Page extract:
════════════════════
Selection of input data along time coordinate fails #68

observingClouds · 2025-02-12T13:44:09Z

Thanks @matschreiner for your great work in #55. I just tried this and run into an issue when doing a selection along the time dimension.

What I did

First I provided in my config file a start and end datetime, which resulted in:

E       dataclass_wizard.errors.ParseError: Failure parsing field `start` in class `Range`. Expected a type [<class 'str'>, <class 'int'>, <class 'float'>], got datetime.
E         value: datetime.datetime(2022, 4, 1, 0, 0)
E         error: Object was not in any of Union types
E         tag_key: '__tag__'
E         json_object: '{"start": "2022-04-01T00:00:00", "end": "2022-04-01T03:00:00"}'

Second, I tried providing the time as a string, but this resulted in

    def check_point_in_dataset(coord, point, ds):
        """
        check that the requested point is in the data.
        """
        if point is not None and point not in ds[coord].values:
>           raise ValueError(
                f"Provided value for coordinate {coord} ({point}) is not in the data."
            )
E           ValueError: Provided value for coordinate time (2022-04-10 00:00:00) is not in the data.

The second issue stems from check_point_in_dataset() which does not do time conversions, e.g. str (provided in config) and datetime in dataset and therefore fails, even if the time is available:

>>> import xarray as xr
>>> ds = xr.open_zarr("https://object-store.os-api.cci1.ecmwf.int/mllam-testdata/danra_cropped/v0.2.0/pressure_levels.zarr")
>>> ds.sel({'time': slice("2022-04-01T00:00:00","2022-04-01T03:00:00")}).time
Out[8]: 
<xarray.DataArray 'time' (time: 2)> Size: 16B
array(['2022-04-01T00:00:00.000000000', '2022-04-01T03:00:00.000000000'],
      dtype='datetime64[ns]')
Coordinates:
  * time     (time) datetime64[ns] 16B 2022-04-01 2022-04-01T03:00:00
Attributes:
    standard_name:  time
>>> "2022-04-01T00:00:00" in ds['time'].values
False

Also, is there a reason why we call check_point_in_dataset() only in case of a coordinate is named time? Do we need this test at all? Isn't xarray raising already a good error message?

What I expected
I expected both of my trials to be working.

The text was updated successfully, but these errors were encountered:

matschreiner · 2025-02-12T15:22:44Z

@observingClouds I'll have a look at this next week.
I agree that we should not check if the exact point is in the dataset and let xarray handle slicing and errors all together.
@leifdenby would you be okay with removing this check? I think we had a little discussion about it.
════════════════════
Goal 1:
List every distinct user handle that appears in the issue thread about selecting input data along the time coordinate.
Goal 2:
According to the issue thread, which function causes the second failure because it does not do time conversions?
Goal 3:
Resume the issue thread about selecting input data along the time coordinate, continuing after its last sentence.
The material that comes next is separate from the issue thread above and unrelated to it.

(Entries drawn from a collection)
════════════════════
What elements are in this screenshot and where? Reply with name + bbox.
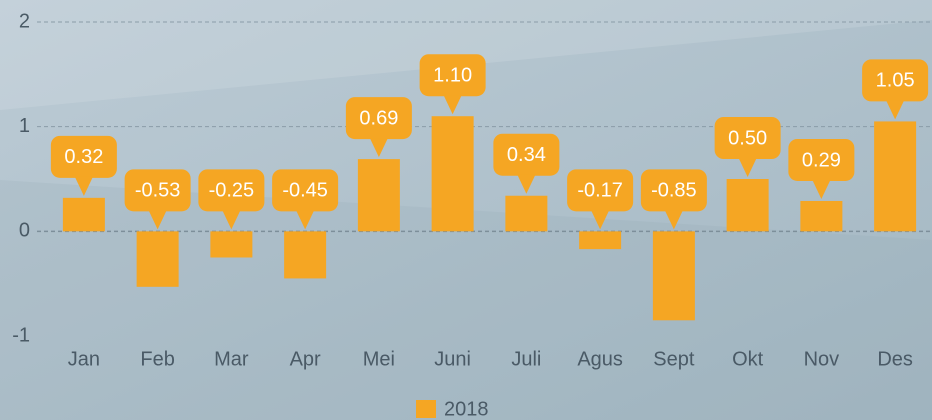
- value-label-box: [714, 117, 781, 159]
- x-tick-label: Feb: [140, 348, 174, 370]
- x-tick-label: Mei: [363, 348, 395, 370]
- value-label-box: [567, 169, 634, 212]
- value-label-pointer: [886, 100, 905, 120]
- value-label: -0.25: [209, 180, 255, 202]
- bar: [579, 231, 622, 250]
- bar: [505, 195, 548, 232]
- x-tick-label: Juli: [511, 348, 541, 370]
- y-tick-label: 2: [19, 10, 30, 32]
- value-label-pointer: [74, 176, 93, 196]
- value-label-pointer: [591, 210, 610, 230]
- value-label-pointer: [222, 210, 241, 230]
- value-label: 0.69: [359, 107, 398, 129]
- y-tick-label: 0: [19, 220, 30, 242]
- x-tick-label: Agus: [577, 348, 623, 370]
- value-label-box: [419, 54, 486, 97]
- x-tick-label: Apr: [290, 348, 321, 370]
- value-label: -0.45: [282, 180, 328, 202]
- value-label-box: [50, 135, 117, 178]
- value-label: 0.50: [728, 127, 767, 149]
- value-label-pointer: [738, 158, 757, 177]
- value-label-pointer: [517, 174, 536, 194]
- x-tick-label: Mar: [214, 348, 249, 370]
- value-label-box: [124, 169, 191, 212]
- x-tick-label: Sept: [653, 348, 695, 370]
- value-label-box: [198, 169, 265, 212]
- value-label-pointer: [369, 138, 388, 158]
- value-label: 0.29: [802, 149, 841, 171]
- value-label-box: [862, 59, 929, 102]
- value-label-box: [345, 97, 412, 140]
- bar: [874, 121, 917, 232]
- value-label: -0.85: [651, 180, 697, 202]
- value-label: 1.10: [433, 64, 472, 86]
- bar: [357, 159, 400, 232]
- bar: [210, 231, 253, 258]
- value-label: 1.05: [876, 70, 915, 92]
- value-label-pointer: [443, 95, 462, 115]
- x-tick-label: Jan: [68, 348, 100, 370]
- value-label: -0.17: [577, 180, 623, 202]
- bar: [800, 200, 843, 232]
- value-label: 0.32: [64, 146, 103, 168]
- bar: [652, 231, 695, 321]
- legend-label: 2018: [444, 398, 489, 420]
- bar: [284, 231, 327, 279]
- value-label-box: [493, 133, 560, 176]
- value-label: -0.53: [135, 180, 181, 202]
- value-label-pointer: [296, 210, 315, 230]
- y-tick-label: -1: [12, 324, 30, 346]
- bar: [726, 179, 769, 232]
- value-label-box: [272, 169, 339, 212]
- y-tick-label: 1: [19, 115, 30, 137]
- x-tick-label: Okt: [732, 348, 764, 370]
- value-label-box: [788, 138, 855, 181]
- x-tick-label: Juni: [434, 348, 471, 370]
- value-label-pointer: [148, 210, 167, 230]
- value-label: 0.34: [507, 144, 546, 166]
- plot-area: -1 0 1 2 Jan 0.32 Feb -0.53 Mar -0.25 Apr -0.45 Mei 0…: [12, 10, 932, 420]
- x-tick-label: Des: [877, 348, 913, 370]
- x-tick-label: Nov: [804, 348, 840, 370]
- bar: [136, 231, 179, 287]
- bar: [62, 197, 105, 232]
- bar: [431, 116, 474, 232]
- legend-swatch: [416, 400, 436, 418]
- value-label-pointer: [812, 179, 831, 199]
- value-label-pointer: [664, 210, 683, 230]
- value-label-box: [640, 169, 707, 212]
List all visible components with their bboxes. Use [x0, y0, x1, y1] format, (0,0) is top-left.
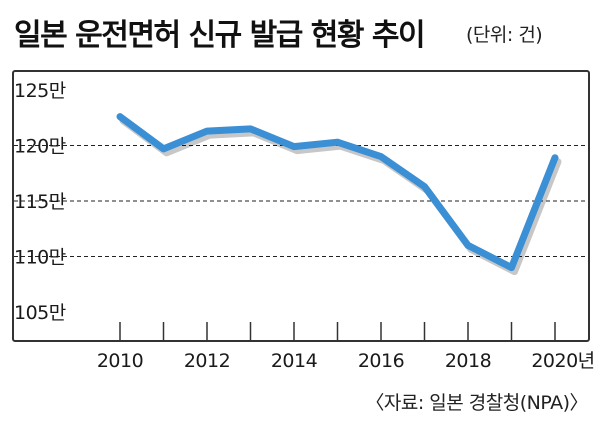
- y-axis-ticks: 105만 110만 115만 120만 125만: [14, 80, 66, 324]
- plot-frame: [12, 70, 590, 342]
- y-tick-label: 115만: [14, 191, 66, 213]
- x-axis-ticks: 2010 2012 2014 2016 2018 2020년: [97, 322, 595, 372]
- y-tick-label: 120만: [14, 136, 66, 158]
- source-note: 〈자료: 일본 경찰청(NPA)〉: [365, 392, 588, 414]
- x-tick-label: 2020년: [531, 350, 594, 372]
- x-tick-label: 2018: [445, 350, 491, 372]
- series-group: [116, 113, 562, 276]
- y-tick-label: 125만: [14, 80, 66, 102]
- x-tick-label: 2014: [271, 350, 318, 372]
- unit-note: (단위: 건): [466, 24, 543, 46]
- y-tick-label: 110만: [14, 247, 66, 269]
- x-tick-label: 2016: [358, 350, 404, 372]
- gridlines: [14, 145, 588, 257]
- chart-title: 일본 운전면허 신규 발급 현황 추이: [14, 18, 426, 53]
- header: 일본 운전면허 신규 발급 현황 추이 (단위: 건): [0, 0, 600, 62]
- x-tick-label: 2010: [97, 350, 143, 372]
- series-line: [116, 113, 559, 272]
- x-tick-label: 2012: [184, 350, 230, 372]
- y-tick-label: 105만: [14, 302, 66, 324]
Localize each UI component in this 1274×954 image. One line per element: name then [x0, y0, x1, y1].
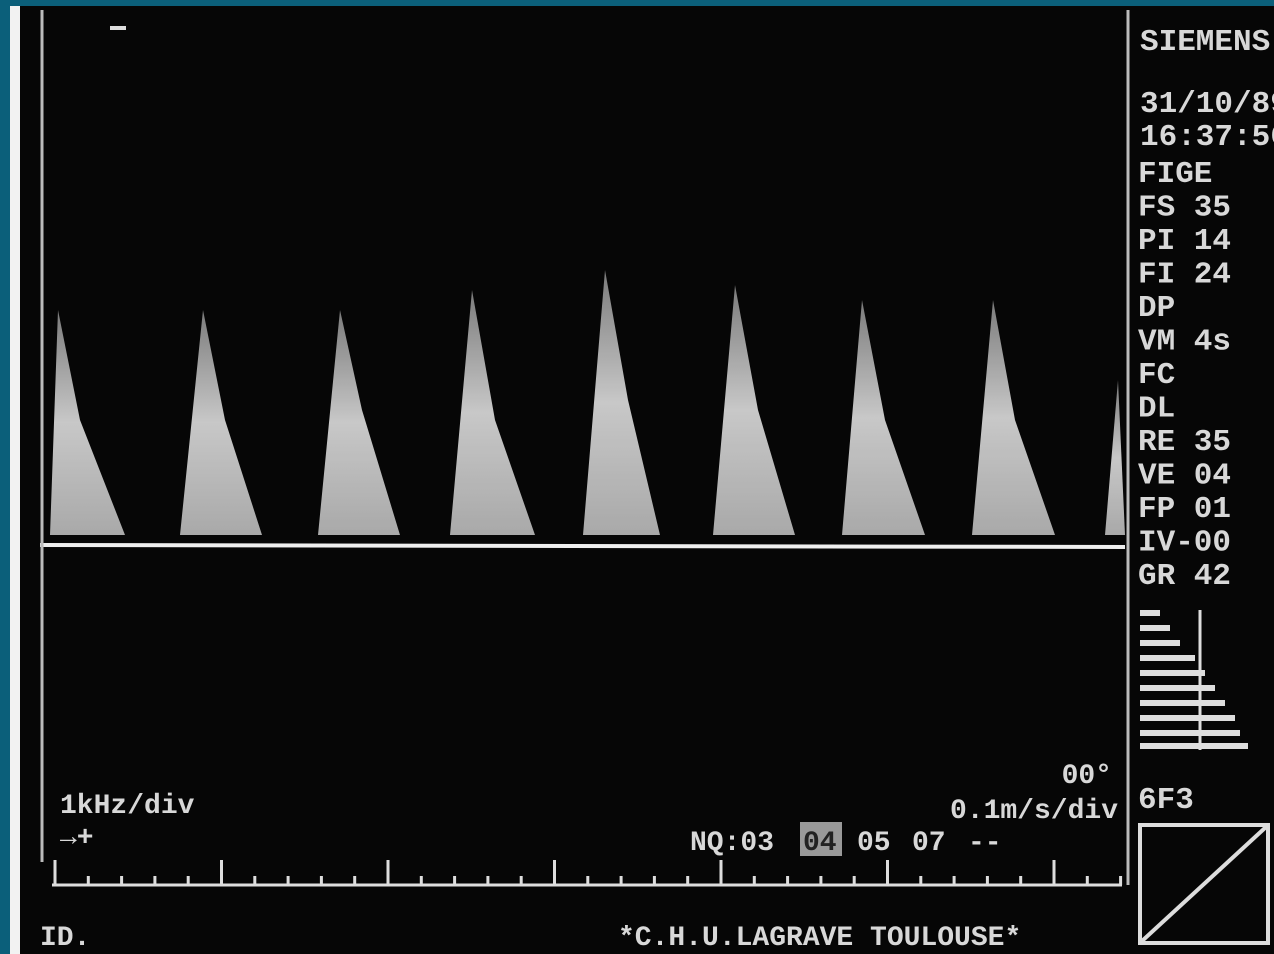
spectral-peak: [972, 300, 1055, 535]
date: 31/10/89: [1140, 87, 1274, 122]
velocity-scale: 0.1m/s/div: [950, 796, 1118, 827]
spectral-peak: [180, 310, 262, 535]
nq-option: 05: [857, 828, 891, 859]
parameter: FC: [1138, 358, 1175, 393]
parameter: GR 42: [1138, 559, 1231, 594]
spectral-peak: [50, 310, 125, 535]
nq-selected: 04: [803, 828, 837, 859]
spectral-peak: [842, 300, 925, 535]
time: 16:37:56: [1140, 120, 1274, 155]
parameter: DL: [1138, 392, 1175, 427]
parameter: VE 04: [1138, 459, 1231, 494]
parameter: FP 01: [1138, 492, 1231, 527]
nq-highlight: [800, 822, 842, 856]
parameter: VM 4s: [1138, 325, 1231, 360]
parameter: DP: [1138, 291, 1175, 326]
frequency-scale: 1kHz/div: [60, 791, 195, 822]
gray-scale-bars: [1140, 610, 1248, 750]
angle: 00°: [1062, 761, 1112, 792]
probe: 6F3: [1138, 783, 1194, 818]
spectral-peak: [713, 285, 795, 535]
baseline: [39, 543, 1126, 549]
doppler-waveform: [50, 270, 1125, 535]
frame-edge: [10, 6, 20, 954]
institution: *C.H.U.LAGRAVE TOULOUSE*: [618, 923, 1021, 954]
direction: →+: [60, 823, 94, 854]
parameter: FS 35: [1138, 191, 1231, 226]
parameter: IV-00: [1138, 526, 1231, 561]
spectral-peak: [1105, 380, 1125, 535]
spectral-peak: [583, 270, 660, 535]
nq-option: --: [968, 828, 1002, 859]
parameter: RE 35: [1138, 425, 1231, 460]
probe-diagonal: [1140, 825, 1268, 943]
probe-box: [1138, 823, 1270, 945]
marker: [110, 26, 126, 30]
patient-id: ID.: [40, 923, 90, 954]
nq-option: 07: [912, 828, 946, 859]
brand: SIEMENS: [1140, 25, 1270, 60]
nq-label: NQ:03: [690, 828, 774, 859]
spectral-peak: [450, 290, 535, 535]
ruler-ticks: [53, 860, 1123, 885]
spectral-peak: [318, 310, 400, 535]
parameter: PI 14: [1138, 224, 1231, 259]
parameter: FI 24: [1138, 258, 1231, 293]
parameter: FIGE: [1138, 157, 1212, 192]
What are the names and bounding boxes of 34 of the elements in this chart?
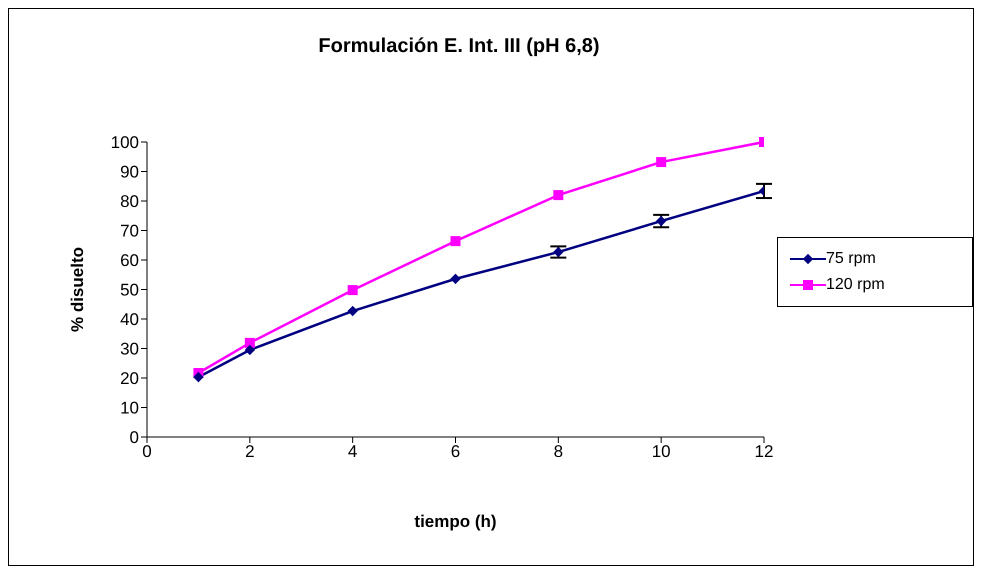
y-tick-label: 80 (120, 192, 139, 212)
y-tick-label: 90 (120, 162, 139, 182)
y-tick-label: 100 (110, 133, 139, 152)
y-tick-label: 10 (120, 398, 139, 418)
point (193, 372, 204, 382)
point (656, 216, 666, 226)
y-tick-label: 60 (120, 251, 139, 270)
y-tick-label: 20 (120, 369, 139, 388)
point (656, 157, 666, 168)
x-tick-label: 6 (450, 442, 460, 462)
legend-label: 75 rpm (826, 250, 876, 268)
y-tick-label: 30 (120, 340, 139, 359)
y-axis-title: % disuelto (68, 246, 88, 332)
x-tick-label: 10 (652, 442, 671, 462)
point (450, 274, 460, 284)
point (244, 338, 255, 348)
point (348, 306, 358, 316)
x-tick-label: 12 (754, 442, 774, 462)
point (244, 344, 255, 355)
x-tick-label: 2 (245, 442, 255, 462)
point (348, 285, 358, 296)
x-tick-label: 4 (348, 442, 358, 462)
legend-label: 120 rpm (826, 276, 885, 294)
y-tick-label: 70 (120, 222, 139, 241)
chart-title: Formulación E. Int. III (pH 6,8) (317, 35, 601, 58)
y-tick-label: 50 (120, 280, 139, 300)
point (553, 247, 564, 258)
point (553, 190, 564, 200)
x-tick-label: 8 (554, 442, 564, 462)
point (450, 236, 460, 246)
x-tick-label: 0 (142, 442, 152, 462)
x-axis-title: tiempo (h) (414, 512, 497, 531)
y-tick-label: 0 (130, 428, 139, 448)
y-tick-label: 40 (120, 310, 139, 330)
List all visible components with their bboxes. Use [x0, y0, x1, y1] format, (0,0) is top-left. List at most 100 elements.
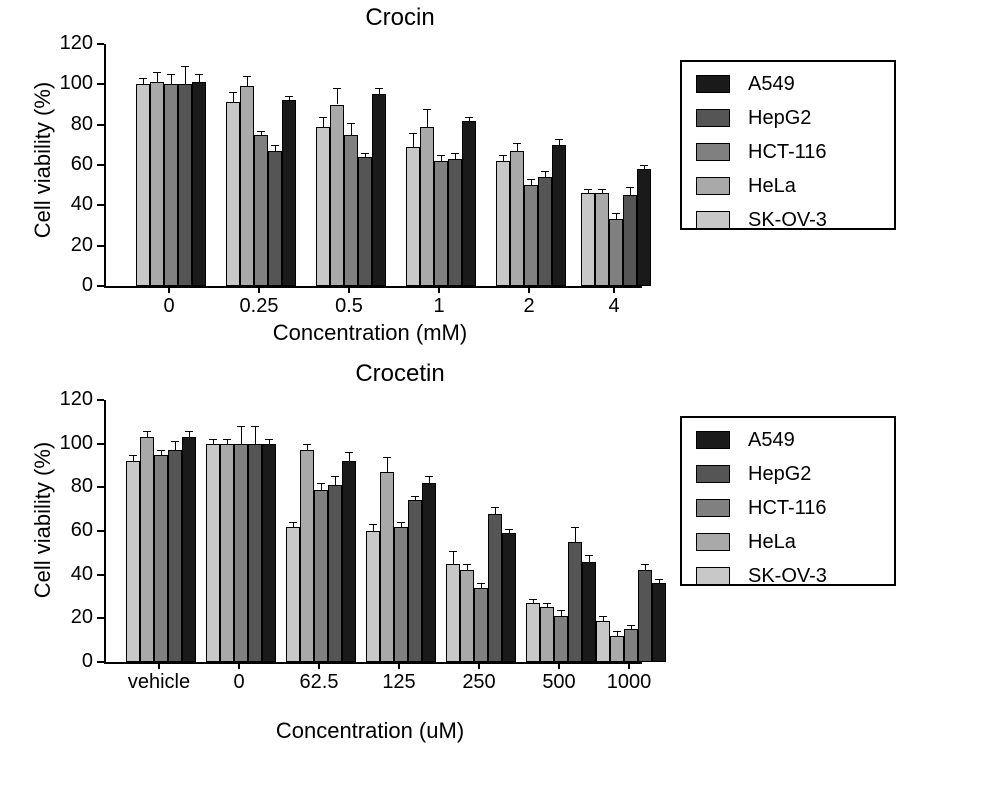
- crocetin-err: [175, 441, 176, 450]
- crocin-err-cap: [153, 72, 161, 73]
- crocin-ytick: [97, 204, 104, 206]
- crocin-xtick: [348, 286, 350, 293]
- crocetin-err-cap: [599, 616, 607, 617]
- crocetin-xtick: [238, 662, 240, 669]
- crocetin-title: Crocetin: [300, 360, 500, 388]
- crocin-xtick: [168, 286, 170, 293]
- crocetin-ytick: [97, 574, 104, 576]
- crocetin-err-cap: [265, 439, 273, 440]
- crocetin-bar-SK-OV-3: [286, 527, 300, 662]
- crocetin-xtick: [628, 662, 630, 669]
- crocin-err-cap: [319, 117, 327, 118]
- crocin-xtick-label: 0: [119, 295, 219, 318]
- crocetin-bar-HepG2: [568, 542, 582, 662]
- crocetin-err-cap: [289, 522, 297, 523]
- crocetin-bar-A549: [582, 562, 596, 662]
- crocetin-bar-A549: [422, 483, 436, 662]
- crocin-ytick-label: 100: [60, 72, 93, 95]
- crocin-legend-row: SK-OV-3: [696, 203, 827, 237]
- crocin-bar-HCT-116: [524, 185, 538, 286]
- legend-label-A549: A549: [748, 73, 795, 96]
- crocin-bar-A549: [552, 145, 566, 286]
- crocetin-ytick-label: 60: [71, 519, 93, 542]
- crocin-ytick-label: 120: [60, 32, 93, 55]
- crocetin-xtick-label: 1000: [579, 671, 679, 694]
- crocetin-err-cap: [383, 457, 391, 458]
- crocin-bar-HepG2: [538, 177, 552, 286]
- crocetin-bar-A549: [502, 533, 516, 662]
- crocetin-bar-SK-OV-3: [366, 531, 380, 662]
- crocetin-err-cap: [129, 455, 137, 456]
- crocetin-err-cap: [411, 496, 419, 497]
- crocin-err-cap: [598, 189, 606, 190]
- crocetin-xtick: [478, 662, 480, 669]
- crocetin-err-cap: [223, 439, 231, 440]
- crocin-legend-row: HeLa: [696, 169, 796, 203]
- crocin-err-cap: [347, 123, 355, 124]
- crocetin-bar-HepG2: [328, 485, 342, 662]
- crocetin-err-cap: [449, 551, 457, 552]
- crocin-err: [185, 66, 186, 84]
- crocetin-err: [453, 551, 454, 564]
- crocin-legend-row: HCT-116: [696, 135, 827, 169]
- crocetin-err-cap: [491, 507, 499, 508]
- crocin-err: [233, 92, 234, 102]
- crocin-ytick-label: 20: [71, 234, 93, 257]
- crocin-legend-row: A549: [696, 67, 795, 101]
- crocetin-err-cap: [369, 524, 377, 525]
- crocin-bar-SK-OV-3: [581, 193, 595, 286]
- crocin-bar-HepG2: [623, 195, 637, 286]
- crocetin-err-cap: [397, 522, 405, 523]
- crocetin-bar-HCT-116: [154, 455, 168, 662]
- crocin-xtick-label: 1: [389, 295, 489, 318]
- crocin-ytick: [97, 43, 104, 45]
- crocetin-legend-row: HepG2: [696, 457, 811, 491]
- crocetin-err-cap: [543, 603, 551, 604]
- crocin-err: [171, 74, 172, 84]
- crocin-xtick-label: 4: [564, 295, 664, 318]
- crocin-err-cap: [640, 165, 648, 166]
- crocin-err-cap: [465, 117, 473, 118]
- crocetin-err: [255, 426, 256, 443]
- crocin-bar-HeLa: [595, 193, 609, 286]
- legend-label-A549: A549: [748, 429, 795, 452]
- crocetin-bar-HeLa: [140, 437, 154, 662]
- crocetin-legend-row: HeLa: [696, 525, 796, 559]
- crocin-bar-A549: [462, 121, 476, 286]
- crocetin-bar-HCT-116: [624, 629, 638, 662]
- crocetin-bar-SK-OV-3: [126, 461, 140, 662]
- crocin-err-cap: [451, 153, 459, 154]
- crocin-xtick: [528, 286, 530, 293]
- crocetin-err-cap: [171, 441, 179, 442]
- crocetin-ytick: [97, 661, 104, 663]
- crocin-bar-SK-OV-3: [136, 84, 150, 286]
- crocetin-ytick-label: 20: [71, 606, 93, 629]
- crocin-xtick-label: 0.25: [209, 295, 309, 318]
- crocin-err: [323, 117, 324, 127]
- crocetin-bar-HeLa: [460, 570, 474, 662]
- crocin-err-cap: [361, 153, 369, 154]
- crocetin-err-cap: [303, 444, 311, 445]
- crocetin-ytick-label: 0: [82, 650, 93, 673]
- crocin-bar-HepG2: [448, 159, 462, 286]
- crocin-bar-SK-OV-3: [316, 127, 330, 286]
- crocetin-bar-A549: [342, 461, 356, 662]
- crocetin-err-cap: [185, 431, 193, 432]
- crocin-bar-HepG2: [178, 84, 192, 286]
- crocetin-legend-row: SK-OV-3: [696, 559, 827, 593]
- crocetin-bar-HepG2: [638, 570, 652, 662]
- crocin-bar-HepG2: [268, 151, 282, 286]
- crocetin-err-cap: [641, 564, 649, 565]
- crocetin-plot: [104, 400, 642, 664]
- crocin-bar-HCT-116: [254, 135, 268, 286]
- crocetin-bar-HCT-116: [554, 616, 568, 662]
- legend-swatch-HeLa: [696, 177, 730, 195]
- crocetin-bar-HeLa: [300, 450, 314, 662]
- crocin-ytick-label: 80: [71, 113, 93, 136]
- crocin-err-cap: [612, 213, 620, 214]
- crocetin-bar-A549: [652, 583, 666, 662]
- crocin-bar-HepG2: [358, 157, 372, 286]
- crocetin-bar-HeLa: [610, 636, 624, 662]
- crocetin-bar-SK-OV-3: [596, 621, 610, 662]
- crocin-ytick: [97, 164, 104, 166]
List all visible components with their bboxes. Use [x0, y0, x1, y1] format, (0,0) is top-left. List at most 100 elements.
════════════════════
Final result 1:
observingClouds, matschreiner, leifdenby

Final result 2:
The second failure comes from check_point_in_dataset().

Final result 3:
matschreiner · 2025-02-13T18:49:43Z

@observingClouds Could you help me reproduce the first error?
It looks like somehow a datetime object is passed to the datacllass_wizard - I have no experience with this, but how does it happen since you can only write strings or ints/floats in the yaml file?

I tried adding datetime as an accepted datatype of Range's start and end points, and then I wrote a test that the range should instantiate using datetime objects, and it passed. But it looks like it doesn't check the type.

If I can reproduce the error I'll write a test that I can work from.

observingClouds · 2025-02-13T19:07:02Z

Sure, you can write also the time without quotes:

datetime type

    coord_ranges:
      time:
        start: 2022-04-10T00:00:00
        end: 2022-04-11T00:00:00

vs.

string type

    coord_ranges:
      time:
        start: "2022-04-10T00:00:00"
        end: "2022-04-11T00:00:00"

matschreiner · 2025-02-14T12:31:04Z

@observingClouds
Hm, I have created these two tests:

def test_can_load_config_with_datetime_object_in_time_range():
    fp = "tests/resources/sliced_example.danra.yaml"
    mdp.Config.from_yaml_file(fp)

def test_can_load_config_with_datetime_string_in_time_range():
    fp = "tests/resources/sliced_example_with_datetime_strings.danra.yaml"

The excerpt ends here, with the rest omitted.